:: SUPPLIED INFORMATION

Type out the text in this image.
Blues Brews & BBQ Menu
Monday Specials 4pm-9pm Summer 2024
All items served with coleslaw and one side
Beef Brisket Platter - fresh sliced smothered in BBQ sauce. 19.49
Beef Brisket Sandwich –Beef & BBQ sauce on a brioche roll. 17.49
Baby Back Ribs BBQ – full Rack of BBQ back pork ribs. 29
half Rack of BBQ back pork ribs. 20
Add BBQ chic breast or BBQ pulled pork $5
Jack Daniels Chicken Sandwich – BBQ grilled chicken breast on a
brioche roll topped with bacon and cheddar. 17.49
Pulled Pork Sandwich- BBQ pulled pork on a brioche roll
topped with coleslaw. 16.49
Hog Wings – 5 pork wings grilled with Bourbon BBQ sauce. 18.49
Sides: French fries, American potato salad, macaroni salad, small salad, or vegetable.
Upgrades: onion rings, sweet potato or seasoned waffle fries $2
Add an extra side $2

::::

• [EXERCISE BRIEF]: Copy every record exactly as presented.

• [OUTPUT BELOW]:
Type out the text in this image.
Blues Brews & BBQ Menu
Monday Specials 4pm-9pm Summer 2024
All items served with coleslaw and one side
Beef Brisket Platter - fresh sliced smothered in BBQ sauce. 19.49
Beef Brisket Sandwich –Beef & BBQ sauce on a brioche roll. 17.49
Baby Back Ribs BBQ – full Rack of BBQ back pork ribs. 29
half Rack of BBQ back pork ribs. 20
Add BBQ chic breast or BBQ pulled pork $5
Jack Daniels Chicken Sandwich – BBQ grilled chicken breast on a
brioche roll topped with bacon and cheddar. 17.49
Pulled Pork Sandwich- BBQ pulled pork on a brioche roll
topped with coleslaw. 16.49
Hog Wings – 5 pork wings grilled with Bourbon BBQ sauce. 18.49
Sides: French fries, American potato salad, macaroni salad, small salad, or vegetable.
Upgrades: onion rings, sweet potato or seasoned waffle fries $2
Add an extra side $2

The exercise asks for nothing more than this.